-------- Materials provided
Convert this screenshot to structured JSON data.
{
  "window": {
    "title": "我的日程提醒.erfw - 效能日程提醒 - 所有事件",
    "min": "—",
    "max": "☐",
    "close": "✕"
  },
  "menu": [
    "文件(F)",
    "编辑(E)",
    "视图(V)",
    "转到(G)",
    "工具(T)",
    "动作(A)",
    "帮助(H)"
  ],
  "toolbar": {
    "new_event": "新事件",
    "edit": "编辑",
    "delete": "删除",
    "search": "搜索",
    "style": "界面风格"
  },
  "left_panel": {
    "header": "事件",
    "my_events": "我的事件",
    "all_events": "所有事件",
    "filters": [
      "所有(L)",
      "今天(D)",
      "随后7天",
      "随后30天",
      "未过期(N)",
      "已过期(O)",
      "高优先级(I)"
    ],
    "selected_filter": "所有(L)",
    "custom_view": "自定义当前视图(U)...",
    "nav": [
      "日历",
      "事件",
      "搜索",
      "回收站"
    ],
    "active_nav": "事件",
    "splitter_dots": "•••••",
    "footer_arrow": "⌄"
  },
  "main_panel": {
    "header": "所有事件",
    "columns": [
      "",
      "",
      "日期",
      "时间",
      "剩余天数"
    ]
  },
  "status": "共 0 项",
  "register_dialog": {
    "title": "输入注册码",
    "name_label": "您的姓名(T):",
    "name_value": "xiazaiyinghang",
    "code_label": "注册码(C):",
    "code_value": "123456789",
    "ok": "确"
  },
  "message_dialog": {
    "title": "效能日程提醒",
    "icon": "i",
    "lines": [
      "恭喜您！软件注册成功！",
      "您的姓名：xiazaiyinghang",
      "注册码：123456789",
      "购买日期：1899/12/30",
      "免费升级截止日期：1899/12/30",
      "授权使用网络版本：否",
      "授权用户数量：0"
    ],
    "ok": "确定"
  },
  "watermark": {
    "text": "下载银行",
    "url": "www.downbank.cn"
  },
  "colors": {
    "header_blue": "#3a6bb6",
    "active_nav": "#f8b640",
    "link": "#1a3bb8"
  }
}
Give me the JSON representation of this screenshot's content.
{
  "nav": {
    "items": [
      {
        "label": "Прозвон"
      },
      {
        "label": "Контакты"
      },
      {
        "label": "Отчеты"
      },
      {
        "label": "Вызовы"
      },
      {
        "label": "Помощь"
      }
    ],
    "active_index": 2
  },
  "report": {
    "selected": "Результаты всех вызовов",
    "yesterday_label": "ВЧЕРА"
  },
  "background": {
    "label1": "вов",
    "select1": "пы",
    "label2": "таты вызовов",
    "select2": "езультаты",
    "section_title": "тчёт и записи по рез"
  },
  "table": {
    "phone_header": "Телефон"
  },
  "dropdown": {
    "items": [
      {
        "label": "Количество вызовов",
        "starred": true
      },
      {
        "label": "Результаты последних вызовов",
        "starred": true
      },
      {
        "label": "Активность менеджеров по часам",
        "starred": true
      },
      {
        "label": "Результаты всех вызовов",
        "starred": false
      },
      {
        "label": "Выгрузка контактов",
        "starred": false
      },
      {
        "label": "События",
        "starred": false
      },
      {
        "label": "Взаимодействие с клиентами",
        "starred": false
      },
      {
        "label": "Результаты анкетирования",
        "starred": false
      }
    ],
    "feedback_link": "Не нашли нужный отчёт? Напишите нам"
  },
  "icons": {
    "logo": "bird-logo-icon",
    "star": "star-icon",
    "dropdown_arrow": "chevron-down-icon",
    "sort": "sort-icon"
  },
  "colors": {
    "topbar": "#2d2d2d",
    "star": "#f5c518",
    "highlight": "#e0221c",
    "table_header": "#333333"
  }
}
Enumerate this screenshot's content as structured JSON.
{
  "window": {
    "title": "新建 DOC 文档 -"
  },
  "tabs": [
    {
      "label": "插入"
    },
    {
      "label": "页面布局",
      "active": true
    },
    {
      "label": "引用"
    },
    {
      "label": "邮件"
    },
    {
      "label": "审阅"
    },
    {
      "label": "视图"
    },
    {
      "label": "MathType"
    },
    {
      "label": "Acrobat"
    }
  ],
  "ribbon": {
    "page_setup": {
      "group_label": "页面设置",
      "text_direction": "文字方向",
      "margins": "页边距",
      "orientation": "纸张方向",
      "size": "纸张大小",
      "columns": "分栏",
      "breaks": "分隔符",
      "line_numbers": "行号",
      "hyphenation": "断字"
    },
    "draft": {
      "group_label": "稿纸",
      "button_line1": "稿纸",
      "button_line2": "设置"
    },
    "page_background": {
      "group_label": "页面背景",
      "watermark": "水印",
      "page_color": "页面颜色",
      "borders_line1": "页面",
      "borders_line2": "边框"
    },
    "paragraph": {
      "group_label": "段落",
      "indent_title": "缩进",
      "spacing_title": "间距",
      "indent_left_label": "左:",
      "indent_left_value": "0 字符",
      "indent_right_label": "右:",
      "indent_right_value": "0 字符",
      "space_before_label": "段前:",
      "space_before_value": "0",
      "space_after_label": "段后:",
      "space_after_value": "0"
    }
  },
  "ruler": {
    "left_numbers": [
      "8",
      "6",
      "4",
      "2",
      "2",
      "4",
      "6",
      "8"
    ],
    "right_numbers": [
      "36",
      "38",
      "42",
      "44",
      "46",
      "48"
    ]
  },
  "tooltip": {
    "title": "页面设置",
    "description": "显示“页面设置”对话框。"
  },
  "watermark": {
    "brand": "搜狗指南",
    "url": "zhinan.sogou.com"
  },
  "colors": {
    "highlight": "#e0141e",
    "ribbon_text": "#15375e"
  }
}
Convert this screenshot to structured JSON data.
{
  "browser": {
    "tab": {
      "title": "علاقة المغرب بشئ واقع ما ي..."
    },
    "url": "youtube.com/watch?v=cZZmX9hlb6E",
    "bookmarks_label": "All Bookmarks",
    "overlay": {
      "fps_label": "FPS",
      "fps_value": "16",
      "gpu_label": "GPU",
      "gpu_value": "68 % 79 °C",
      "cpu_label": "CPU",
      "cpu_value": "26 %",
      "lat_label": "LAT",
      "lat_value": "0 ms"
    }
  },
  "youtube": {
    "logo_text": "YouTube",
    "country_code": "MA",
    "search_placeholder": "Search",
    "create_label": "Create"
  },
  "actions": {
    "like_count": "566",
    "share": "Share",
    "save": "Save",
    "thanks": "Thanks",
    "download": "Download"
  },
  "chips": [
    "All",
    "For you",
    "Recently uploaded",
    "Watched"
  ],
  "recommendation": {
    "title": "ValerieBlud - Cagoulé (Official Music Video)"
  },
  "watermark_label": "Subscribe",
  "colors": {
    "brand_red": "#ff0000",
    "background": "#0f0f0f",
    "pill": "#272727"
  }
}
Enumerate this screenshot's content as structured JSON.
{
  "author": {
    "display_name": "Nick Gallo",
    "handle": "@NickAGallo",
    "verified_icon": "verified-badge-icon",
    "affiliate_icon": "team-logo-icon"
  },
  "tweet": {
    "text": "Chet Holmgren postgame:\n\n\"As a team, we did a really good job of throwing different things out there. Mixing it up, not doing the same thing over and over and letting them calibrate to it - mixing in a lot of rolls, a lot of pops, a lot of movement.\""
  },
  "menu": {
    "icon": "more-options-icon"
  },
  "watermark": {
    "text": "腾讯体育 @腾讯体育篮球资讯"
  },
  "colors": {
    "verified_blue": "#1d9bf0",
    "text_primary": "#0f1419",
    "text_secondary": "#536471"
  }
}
----------------
#### Exercise details:
Copy each record from above without leaving any out.

#### Task solution:
Convert this screenshot to structured JSON data.
{
  "window": {
    "title": "我的日程提醒.erfw - 效能日程提醒 - 所有事件",
    "min": "—",
    "max": "☐",
    "close": "✕"
  },
  "menu": [
    "文件(F)",
    "编辑(E)",
    "视图(V)",
    "转到(G)",
    "工具(T)",
    "动作(A)",
    "帮助(H)"
  ],
  "toolbar": {
    "new_event": "新事件",
    "edit": "编辑",
    "delete": "删除",
    "search": "搜索",
    "style": "界面风格"
  },
  "left_panel": {
    "header": "事件",
    "my_events": "我的事件",
    "all_events": "所有事件",
    "filters": [
      "所有(L)",
      "今天(D)",
      "随后7天",
      "随后30天",
      "未过期(N)",
      "已过期(O)",
      "高优先级(I)"
    ],
    "selected_filter": "所有(L)",
    "custom_view": "自定义当前视图(U)...",
    "nav": [
      "日历",
      "事件",
      "搜索",
      "回收站"
    ],
    "active_nav": "事件",
    "splitter_dots": "•••••",
    "footer_arrow": "⌄"
  },
  "main_panel": {
    "header": "所有事件",
    "columns": [
      "",
      "",
      "日期",
      "时间",
      "剩余天数"
    ]
  },
  "status": "共 0 项",
  "register_dialog": {
    "title": "输入注册码",
    "name_label": "您的姓名(T):",
    "name_value": "xiazaiyinghang",
    "code_label": "注册码(C):",
    "code_value": "123456789",
    "ok": "确"
  },
  "message_dialog": {
    "title": "效能日程提醒",
    "icon": "i",
    "lines": [
      "恭喜您！软件注册成功！",
      "您的姓名：xiazaiyinghang",
      "注册码：123456789",
      "购买日期：1899/12/30",
      "免费升级截止日期：1899/12/30",
      "授权使用网络版本：否",
      "授权用户数量：0"
    ],
    "ok": "确定"
  },
  "watermark": {
    "text": "下载银行",
    "url": "www.downbank.cn"
  },
  "colors": {
    "header_blue": "#3a6bb6",
    "active_nav": "#f8b640",
    "link": "#1a3bb8"
  }
}
Give me the JSON representation of this screenshot's content.
{
  "nav": {
    "items": [
      {
        "label": "Прозвон"
      },
      {
        "label": "Контакты"
      },
      {
        "label": "Отчеты"
      },
      {
        "label": "Вызовы"
      },
      {
        "label": "Помощь"
      }
    ],
    "active_index": 2
  },
  "report": {
    "selected": "Результаты всех вызовов",
    "yesterday_label": "ВЧЕРА"
  },
  "background": {
    "label1": "вов",
    "select1": "пы",
    "label2": "таты вызовов",
    "select2": "езультаты",
    "section_title": "тчёт и записи по рез"
  },
  "table": {
    "phone_header": "Телефон"
  },
  "dropdown": {
    "items": [
      {
        "label": "Количество вызовов",
        "starred": true
      },
      {
        "label": "Результаты последних вызовов",
        "starred": true
      },
      {
        "label": "Активность менеджеров по часам",
        "starred": true
      },
      {
        "label": "Результаты всех вызовов",
        "starred": false
      },
      {
        "label": "Выгрузка контактов",
        "starred": false
      },
      {
        "label": "События",
        "starred": false
      },
      {
        "label": "Взаимодействие с клиентами",
        "starred": false
      },
      {
        "label": "Результаты анкетирования",
        "starred": false
      }
    ],
    "feedback_link": "Не нашли нужный отчёт? Напишите нам"
  },
  "icons": {
    "logo": "bird-logo-icon",
    "star": "star-icon",
    "dropdown_arrow": "chevron-down-icon",
    "sort": "sort-icon"
  },
  "colors": {
    "topbar": "#2d2d2d",
    "star": "#f5c518",
    "highlight": "#e0221c",
    "table_header": "#333333"
  }
}
Enumerate this screenshot's content as structured JSON.
{
  "window": {
    "title": "新建 DOC 文档 -"
  },
  "tabs": [
    {
      "label": "插入"
    },
    {
      "label": "页面布局",
      "active": true
    },
    {
      "label": "引用"
    },
    {
      "label": "邮件"
    },
    {
      "label": "审阅"
    },
    {
      "label": "视图"
    },
    {
      "label": "MathType"
    },
    {
      "label": "Acrobat"
    }
  ],
  "ribbon": {
    "page_setup": {
      "group_label": "页面设置",
      "text_direction": "文字方向",
      "margins": "页边距",
      "orientation": "纸张方向",
      "size": "纸张大小",
      "columns": "分栏",
      "breaks": "分隔符",
      "line_numbers": "行号",
      "hyphenation": "断字"
    },
    "draft": {
      "group_label": "稿纸",
      "button_line1": "稿纸",
      "button_line2": "设置"
    },
    "page_background": {
      "group_label": "页面背景",
      "watermark": "水印",
      "page_color": "页面颜色",
      "borders_line1": "页面",
      "borders_line2": "边框"
    },
    "paragraph": {
      "group_label": "段落",
      "indent_title": "缩进",
      "spacing_title": "间距",
      "indent_left_label": "左:",
      "indent_left_value": "0 字符",
      "indent_right_label": "右:",
      "indent_right_value": "0 字符",
      "space_before_label": "段前:",
      "space_before_value": "0",
      "space_after_label": "段后:",
      "space_after_value": "0"
    }
  },
  "ruler": {
    "left_numbers": [
      "8",
      "6",
      "4",
      "2",
      "2",
      "4",
      "6",
      "8"
    ],
    "right_numbers": [
      "36",
      "38",
      "42",
      "44",
      "46",
      "48"
    ]
  },
  "tooltip": {
    "title": "页面设置",
    "description": "显示“页面设置”对话框。"
  },
  "watermark": {
    "brand": "搜狗指南",
    "url": "zhinan.sogou.com"
  },
  "colors": {
    "highlight": "#e0141e",
    "ribbon_text": "#15375e"
  }
}
Convert this screenshot to structured JSON data.
{
  "browser": {
    "tab": {
      "title": "علاقة المغرب بشئ واقع ما ي..."
    },
    "url": "youtube.com/watch?v=cZZmX9hlb6E",
    "bookmarks_label": "All Bookmarks",
    "overlay": {
      "fps_label": "FPS",
      "fps_value": "16",
      "gpu_label": "GPU",
      "gpu_value": "68 % 79 °C",
      "cpu_label": "CPU",
      "cpu_value": "26 %",
      "lat_label": "LAT",
      "lat_value": "0 ms"
    }
  },
  "youtube": {
    "logo_text": "YouTube",
    "country_code": "MA",
    "search_placeholder": "Search",
    "create_label": "Create"
  },
  "actions": {
    "like_count": "566",
    "share": "Share",
    "save": "Save",
    "thanks": "Thanks",
    "download": "Download"
  },
  "chips": [
    "All",
    "For you",
    "Recently uploaded",
    "Watched"
  ],
  "recommendation": {
    "title": "ValerieBlud - Cagoulé (Official Music Video)"
  },
  "watermark_label": "Subscribe",
  "colors": {
    "brand_red": "#ff0000",
    "background": "#0f0f0f",
    "pill": "#272727"
  }
}
Enumerate this screenshot's content as structured JSON.
{
  "author": {
    "display_name": "Nick Gallo",
    "handle": "@NickAGallo",
    "verified_icon": "verified-badge-icon",
    "affiliate_icon": "team-logo-icon"
  },
  "tweet": {
    "text": "Chet Holmgren postgame:\n\n\"As a team, we did a really good job of throwing different things out there. Mixing it up, not doing the same thing over and over and letting them calibrate to it - mixing in a lot of rolls, a lot of pops, a lot of movement.\""
  },
  "menu": {
    "icon": "more-options-icon"
  },
  "watermark": {
    "text": "腾讯体育 @腾讯体育篮球资讯"
  },
  "colors": {
    "verified_blue": "#1d9bf0",
    "text_primary": "#0f1419",
    "text_secondary": "#536471"
  }
}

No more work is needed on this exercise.